- [Aim]:
In the records below, reproduce everything from the line containing "x-tick-label: 8: [916, 489, 923, 502]" down to the line containing "69, 149, 463]", including both of those lines, and nothing else.

- [Material supplied]:

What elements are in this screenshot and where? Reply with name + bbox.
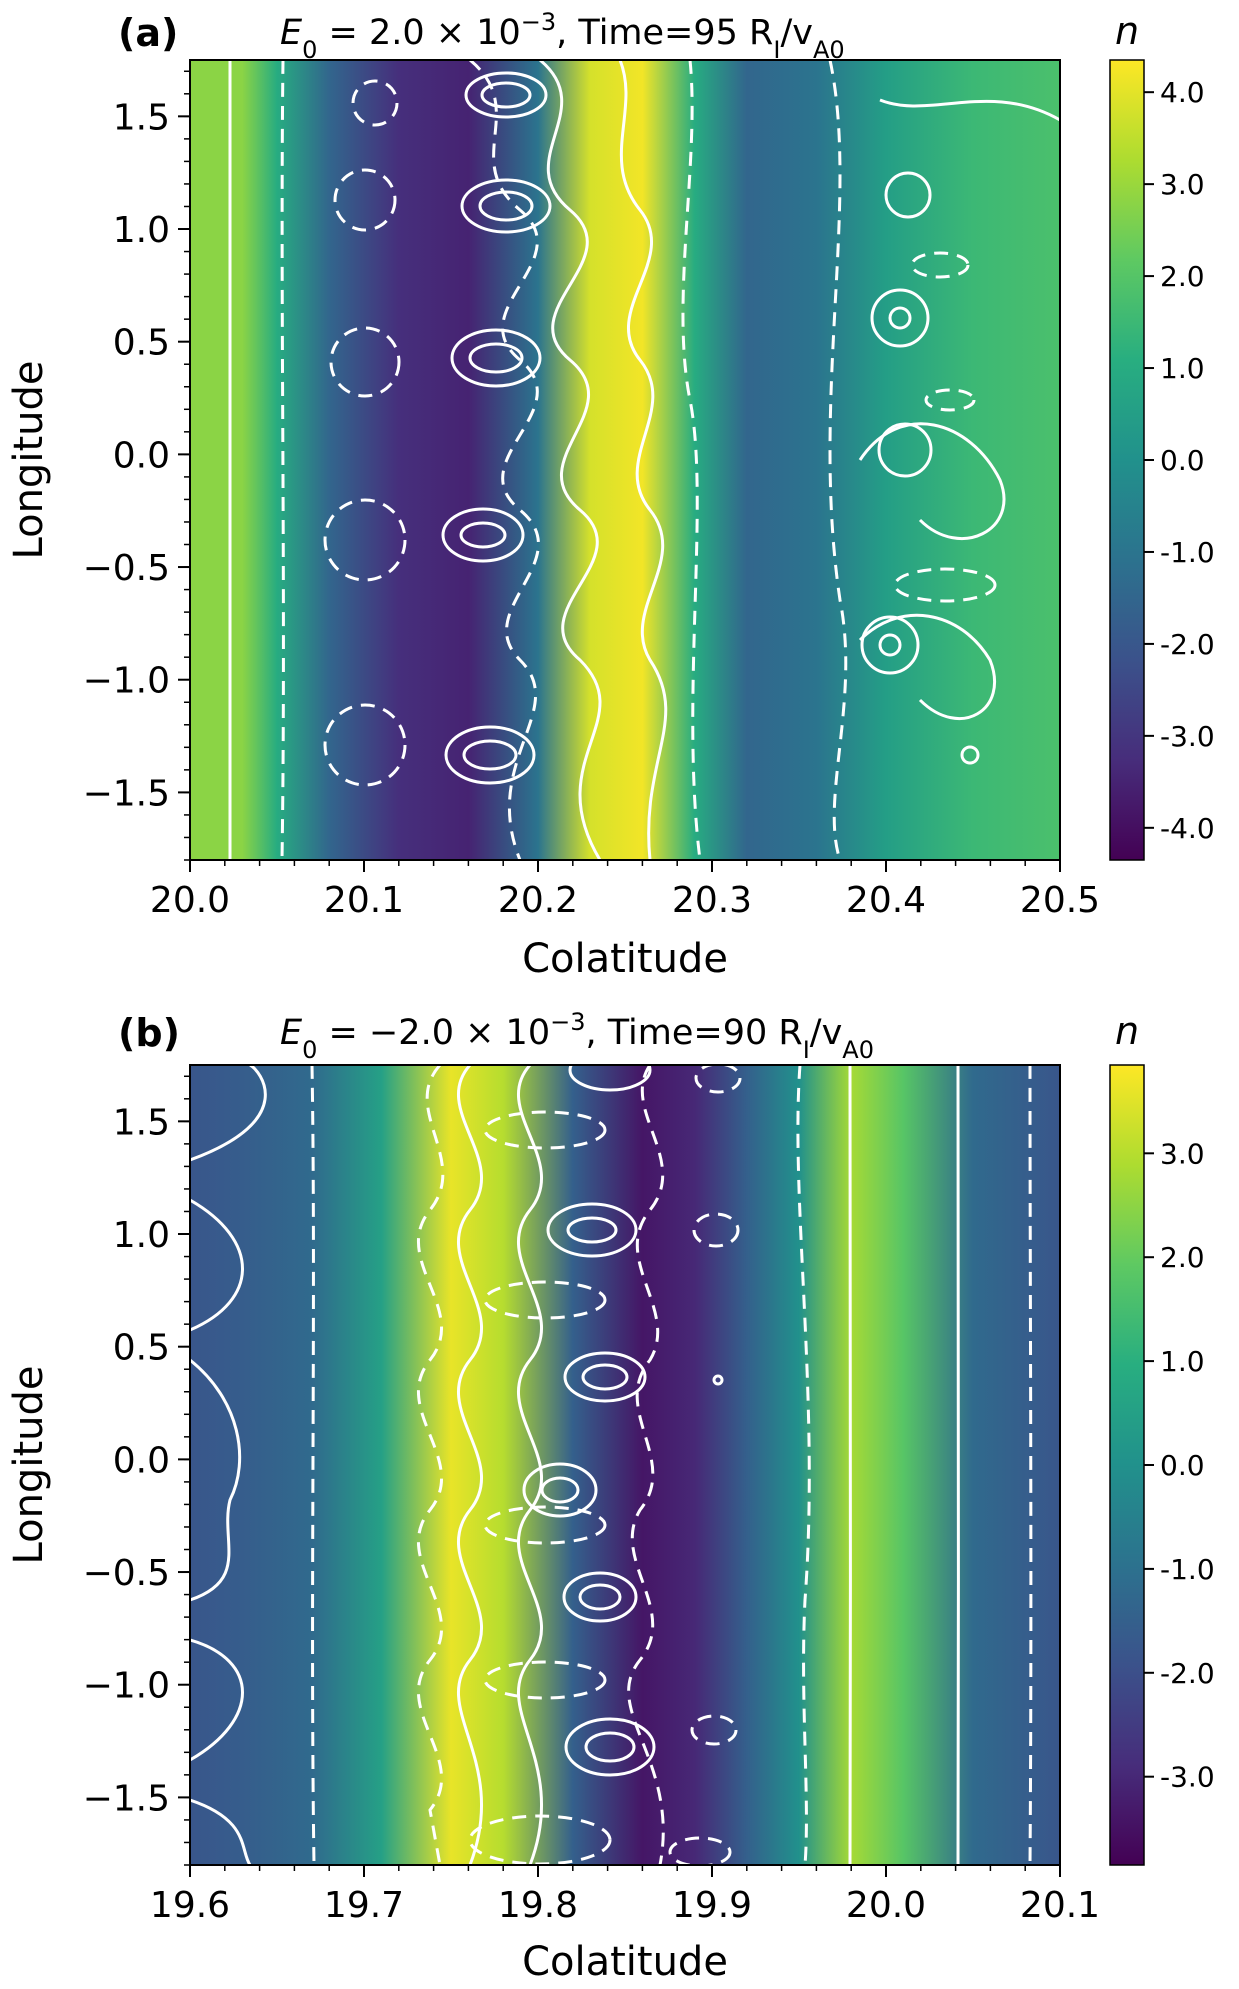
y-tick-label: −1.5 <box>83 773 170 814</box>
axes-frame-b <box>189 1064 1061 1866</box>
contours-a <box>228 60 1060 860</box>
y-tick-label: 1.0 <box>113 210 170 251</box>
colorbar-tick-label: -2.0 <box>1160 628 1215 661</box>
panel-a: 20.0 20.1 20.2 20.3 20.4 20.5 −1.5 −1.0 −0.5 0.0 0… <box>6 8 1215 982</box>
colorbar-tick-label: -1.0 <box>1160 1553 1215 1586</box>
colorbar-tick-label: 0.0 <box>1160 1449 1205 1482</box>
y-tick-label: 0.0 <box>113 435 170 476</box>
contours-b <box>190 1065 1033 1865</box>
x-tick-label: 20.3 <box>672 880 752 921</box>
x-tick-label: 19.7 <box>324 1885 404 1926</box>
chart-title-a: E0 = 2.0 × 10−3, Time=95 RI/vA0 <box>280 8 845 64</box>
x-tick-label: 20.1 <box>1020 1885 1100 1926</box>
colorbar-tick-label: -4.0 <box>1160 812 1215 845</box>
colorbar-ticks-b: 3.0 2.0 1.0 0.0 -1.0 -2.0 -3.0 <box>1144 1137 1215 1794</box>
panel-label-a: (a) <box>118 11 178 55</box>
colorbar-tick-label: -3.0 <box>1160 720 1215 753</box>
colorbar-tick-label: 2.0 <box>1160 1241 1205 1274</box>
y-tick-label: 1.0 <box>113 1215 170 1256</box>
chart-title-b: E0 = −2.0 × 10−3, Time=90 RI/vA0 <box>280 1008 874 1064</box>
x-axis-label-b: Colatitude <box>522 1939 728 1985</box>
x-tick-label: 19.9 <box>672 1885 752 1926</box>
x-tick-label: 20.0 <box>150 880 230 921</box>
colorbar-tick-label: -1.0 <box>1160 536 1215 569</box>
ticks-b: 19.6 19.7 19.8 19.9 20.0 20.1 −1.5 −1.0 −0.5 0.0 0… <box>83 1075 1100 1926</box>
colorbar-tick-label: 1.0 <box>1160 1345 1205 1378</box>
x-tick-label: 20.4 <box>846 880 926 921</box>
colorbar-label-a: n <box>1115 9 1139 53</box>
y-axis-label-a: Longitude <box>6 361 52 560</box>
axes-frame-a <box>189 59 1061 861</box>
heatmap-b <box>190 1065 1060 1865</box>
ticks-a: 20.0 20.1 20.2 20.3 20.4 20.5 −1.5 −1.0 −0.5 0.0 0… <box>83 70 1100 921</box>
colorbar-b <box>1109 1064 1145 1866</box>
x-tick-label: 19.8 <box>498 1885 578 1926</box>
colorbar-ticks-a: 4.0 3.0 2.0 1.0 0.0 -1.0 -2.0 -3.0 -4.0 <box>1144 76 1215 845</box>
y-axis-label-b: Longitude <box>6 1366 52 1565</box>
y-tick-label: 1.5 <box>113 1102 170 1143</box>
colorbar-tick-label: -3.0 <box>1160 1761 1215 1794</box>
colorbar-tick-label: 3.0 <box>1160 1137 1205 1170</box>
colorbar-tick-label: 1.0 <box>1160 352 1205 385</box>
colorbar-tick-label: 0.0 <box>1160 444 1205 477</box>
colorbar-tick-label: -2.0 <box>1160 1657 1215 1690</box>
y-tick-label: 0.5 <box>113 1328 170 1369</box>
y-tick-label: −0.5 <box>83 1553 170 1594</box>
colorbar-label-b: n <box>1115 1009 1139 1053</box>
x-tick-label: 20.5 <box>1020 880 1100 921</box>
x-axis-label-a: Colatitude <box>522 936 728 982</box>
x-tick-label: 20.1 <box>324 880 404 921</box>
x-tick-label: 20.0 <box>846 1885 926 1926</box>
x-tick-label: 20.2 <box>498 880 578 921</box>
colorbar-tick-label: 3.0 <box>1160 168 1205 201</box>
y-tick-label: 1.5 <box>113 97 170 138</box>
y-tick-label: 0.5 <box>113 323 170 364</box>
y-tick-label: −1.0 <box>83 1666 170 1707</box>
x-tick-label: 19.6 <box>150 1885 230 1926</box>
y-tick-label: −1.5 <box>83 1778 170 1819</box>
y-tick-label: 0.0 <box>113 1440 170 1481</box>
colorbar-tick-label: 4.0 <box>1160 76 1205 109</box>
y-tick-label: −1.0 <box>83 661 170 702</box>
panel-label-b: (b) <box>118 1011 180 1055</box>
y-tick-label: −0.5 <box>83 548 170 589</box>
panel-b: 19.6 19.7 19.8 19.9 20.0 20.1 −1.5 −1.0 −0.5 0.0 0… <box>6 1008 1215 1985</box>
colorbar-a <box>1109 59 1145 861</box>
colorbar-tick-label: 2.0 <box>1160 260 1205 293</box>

==

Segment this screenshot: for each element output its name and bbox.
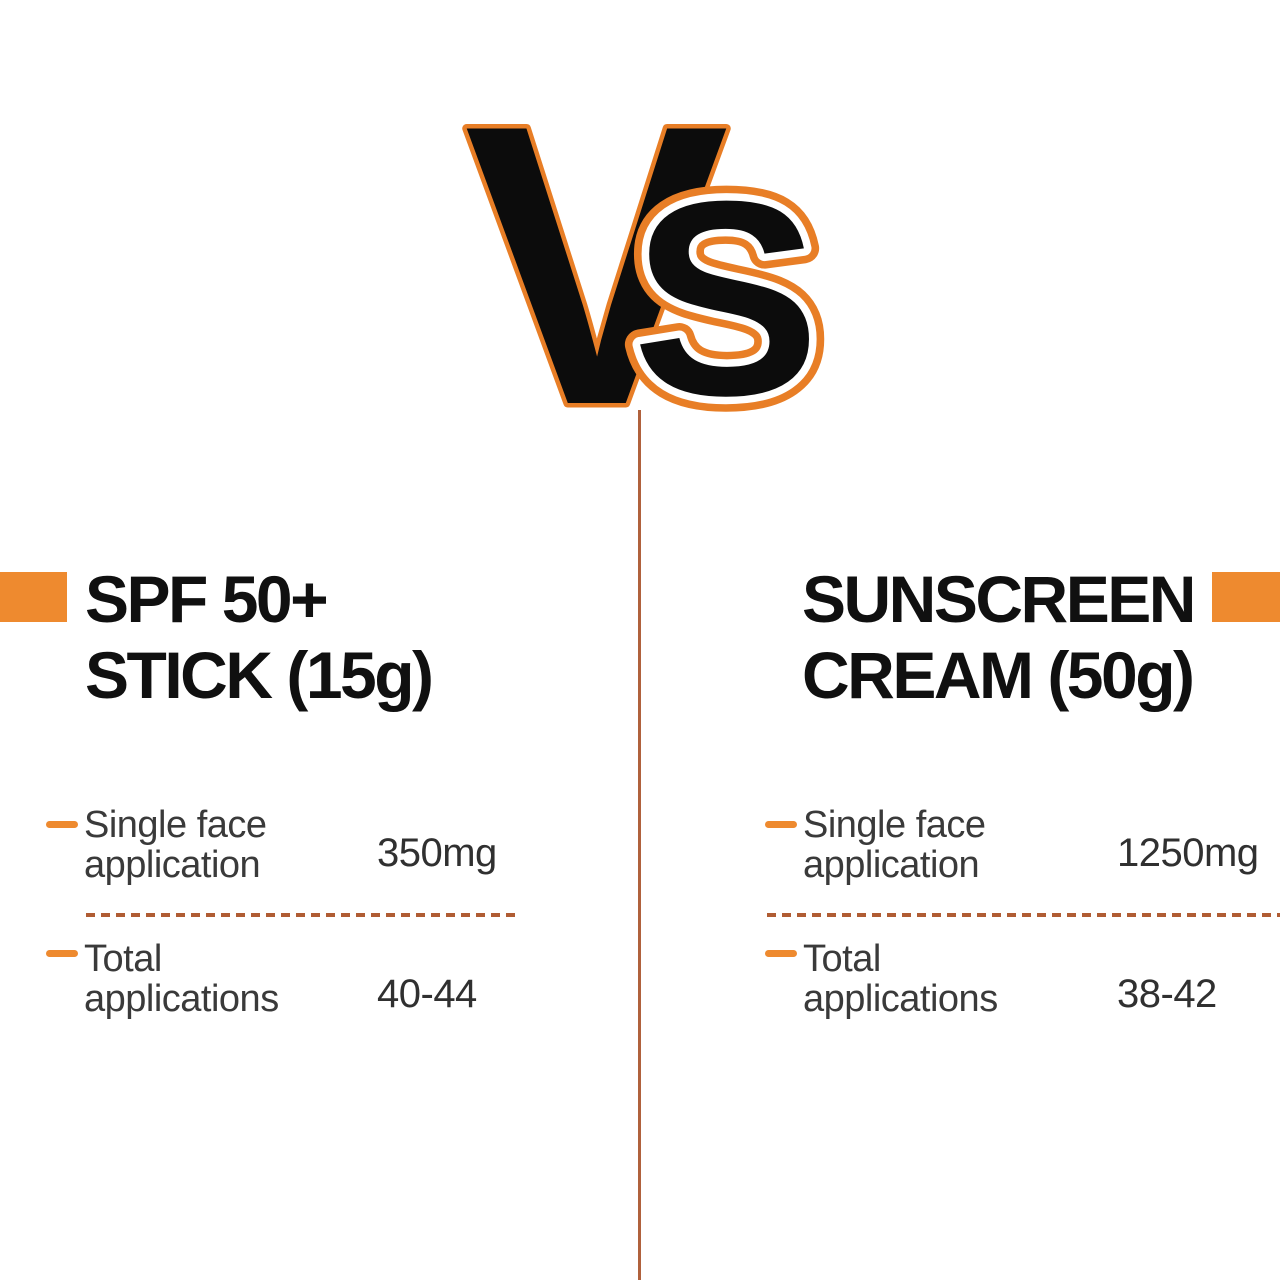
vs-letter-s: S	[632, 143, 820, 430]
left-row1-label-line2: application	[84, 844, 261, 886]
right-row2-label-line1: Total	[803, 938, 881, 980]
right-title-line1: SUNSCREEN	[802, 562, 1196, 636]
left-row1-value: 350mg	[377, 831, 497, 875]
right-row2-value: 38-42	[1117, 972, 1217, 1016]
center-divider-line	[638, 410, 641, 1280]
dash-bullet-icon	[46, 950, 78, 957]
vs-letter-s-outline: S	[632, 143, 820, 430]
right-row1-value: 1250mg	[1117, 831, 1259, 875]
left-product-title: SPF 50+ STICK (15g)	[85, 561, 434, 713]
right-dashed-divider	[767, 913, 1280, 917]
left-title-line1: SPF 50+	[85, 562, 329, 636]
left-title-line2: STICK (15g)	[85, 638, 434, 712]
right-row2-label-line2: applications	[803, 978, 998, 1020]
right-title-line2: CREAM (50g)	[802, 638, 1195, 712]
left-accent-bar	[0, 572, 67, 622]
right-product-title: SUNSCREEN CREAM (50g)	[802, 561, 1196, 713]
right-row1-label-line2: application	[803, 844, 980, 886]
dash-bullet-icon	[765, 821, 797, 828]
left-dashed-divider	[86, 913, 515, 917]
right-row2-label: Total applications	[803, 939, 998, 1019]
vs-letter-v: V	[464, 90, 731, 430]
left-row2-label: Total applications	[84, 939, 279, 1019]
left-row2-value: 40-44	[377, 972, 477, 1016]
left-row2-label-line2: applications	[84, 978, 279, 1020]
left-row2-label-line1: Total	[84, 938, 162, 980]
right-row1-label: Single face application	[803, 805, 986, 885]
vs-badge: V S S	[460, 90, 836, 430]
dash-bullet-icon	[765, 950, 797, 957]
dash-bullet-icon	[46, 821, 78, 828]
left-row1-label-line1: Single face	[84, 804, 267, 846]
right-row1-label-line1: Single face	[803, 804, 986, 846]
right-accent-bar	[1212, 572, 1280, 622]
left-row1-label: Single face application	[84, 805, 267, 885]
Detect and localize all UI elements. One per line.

* * *

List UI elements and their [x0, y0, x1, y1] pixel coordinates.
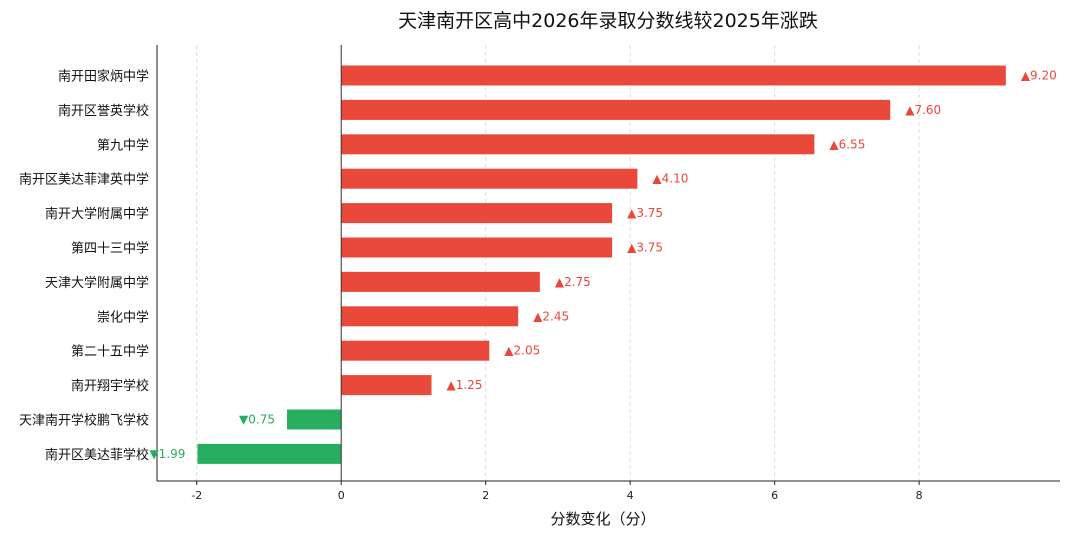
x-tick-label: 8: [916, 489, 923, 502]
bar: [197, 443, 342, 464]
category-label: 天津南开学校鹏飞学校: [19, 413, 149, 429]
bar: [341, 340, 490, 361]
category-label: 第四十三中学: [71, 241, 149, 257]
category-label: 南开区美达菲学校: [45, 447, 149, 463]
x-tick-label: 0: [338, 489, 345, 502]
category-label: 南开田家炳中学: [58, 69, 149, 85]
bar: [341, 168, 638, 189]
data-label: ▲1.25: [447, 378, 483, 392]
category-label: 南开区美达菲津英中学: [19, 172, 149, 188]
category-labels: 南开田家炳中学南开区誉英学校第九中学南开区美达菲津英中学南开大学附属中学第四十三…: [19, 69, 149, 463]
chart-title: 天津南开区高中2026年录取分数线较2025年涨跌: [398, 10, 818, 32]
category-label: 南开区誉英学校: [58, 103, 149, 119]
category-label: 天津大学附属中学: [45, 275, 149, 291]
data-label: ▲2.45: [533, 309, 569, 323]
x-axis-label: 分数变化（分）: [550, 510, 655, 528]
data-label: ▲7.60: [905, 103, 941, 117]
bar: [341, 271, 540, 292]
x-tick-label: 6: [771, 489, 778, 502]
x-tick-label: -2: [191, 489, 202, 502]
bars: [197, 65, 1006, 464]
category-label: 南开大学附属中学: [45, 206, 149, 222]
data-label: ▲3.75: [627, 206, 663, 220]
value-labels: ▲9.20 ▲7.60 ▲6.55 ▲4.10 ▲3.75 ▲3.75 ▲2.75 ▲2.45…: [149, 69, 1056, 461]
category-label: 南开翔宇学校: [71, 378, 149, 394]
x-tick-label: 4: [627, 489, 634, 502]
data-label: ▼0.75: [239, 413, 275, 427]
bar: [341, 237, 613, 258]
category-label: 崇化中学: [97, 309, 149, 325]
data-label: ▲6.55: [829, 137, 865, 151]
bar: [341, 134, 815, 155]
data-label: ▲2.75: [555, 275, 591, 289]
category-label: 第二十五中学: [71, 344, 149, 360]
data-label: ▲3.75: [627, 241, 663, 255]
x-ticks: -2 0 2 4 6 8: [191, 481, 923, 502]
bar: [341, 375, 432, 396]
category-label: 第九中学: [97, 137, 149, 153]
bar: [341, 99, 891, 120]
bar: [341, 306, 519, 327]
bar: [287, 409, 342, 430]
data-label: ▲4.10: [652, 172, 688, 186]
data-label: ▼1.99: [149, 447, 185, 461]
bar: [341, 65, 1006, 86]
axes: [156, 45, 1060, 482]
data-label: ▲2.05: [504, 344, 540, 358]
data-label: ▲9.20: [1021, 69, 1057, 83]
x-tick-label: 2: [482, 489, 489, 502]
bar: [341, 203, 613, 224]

- [Reply]:
x-tick-label: 8: [916, 489, 923, 502]
bar: [197, 443, 342, 464]
category-label: 天津南开学校鹏飞学校: [19, 413, 149, 429]
bar: [341, 340, 490, 361]
category-label: 第四十三中学: [71, 241, 149, 257]
category-label: 南开区美达菲学校: [45, 447, 149, 463]
x-tick-label: 0: [338, 489, 345, 502]
category-label: 南开田家炳中学: [58, 69, 149, 85]
bar: [341, 168, 638, 189]
data-label: ▲1.25: [447, 378, 483, 392]
category-label: 南开区美达菲津英中学: [19, 172, 149, 188]
category-labels: 南开田家炳中学南开区誉英学校第九中学南开区美达菲津英中学南开大学附属中学第四十三…: [19, 69, 149, 463]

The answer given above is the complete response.